WHAT YOU SHOULD DO:
Repeat the entire listing exactly as written.

:: MATERIAL SHOWN ::

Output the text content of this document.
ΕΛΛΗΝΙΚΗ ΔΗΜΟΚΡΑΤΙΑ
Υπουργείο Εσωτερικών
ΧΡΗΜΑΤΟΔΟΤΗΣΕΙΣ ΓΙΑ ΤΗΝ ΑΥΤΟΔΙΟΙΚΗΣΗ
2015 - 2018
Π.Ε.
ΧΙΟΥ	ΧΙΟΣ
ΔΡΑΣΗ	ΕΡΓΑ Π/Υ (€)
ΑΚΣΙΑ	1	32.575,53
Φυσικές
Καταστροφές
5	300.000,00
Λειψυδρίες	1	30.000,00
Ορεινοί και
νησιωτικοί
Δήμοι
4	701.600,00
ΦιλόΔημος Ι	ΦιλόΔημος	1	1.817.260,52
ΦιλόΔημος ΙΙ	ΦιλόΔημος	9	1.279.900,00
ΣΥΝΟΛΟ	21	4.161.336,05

:::

WRITTEN REPLY:
Output the text content of this document.
ΕΛΛΗΝΙΚΗ ΔΗΜΟΚΡΑΤΙΑ
Υπουργείο Εσωτερικών
ΧΡΗΜΑΤΟΔΟΤΗΣΕΙΣ ΓΙΑ ΤΗΝ ΑΥΤΟΔΙΟΙΚΗΣΗ
2015 - 2018
Π.Ε.
ΧΙΟΥ	ΧΙΟΣ
ΔΡΑΣΗ	ΕΡΓΑ Π/Υ (€)
ΑΚΣΙΑ	1	32.575,53
Φυσικές
Καταστροφές
5	300.000,00
Λειψυδρίες	1	30.000,00
Ορεινοί και
νησιωτικοί
Δήμοι
4	701.600,00
ΦιλόΔημος Ι	ΦιλόΔημος	1	1.817.260,52
ΦιλόΔημος ΙΙ	ΦιλόΔημος	9	1.279.900,00
ΣΥΝΟΛΟ	21	4.161.336,05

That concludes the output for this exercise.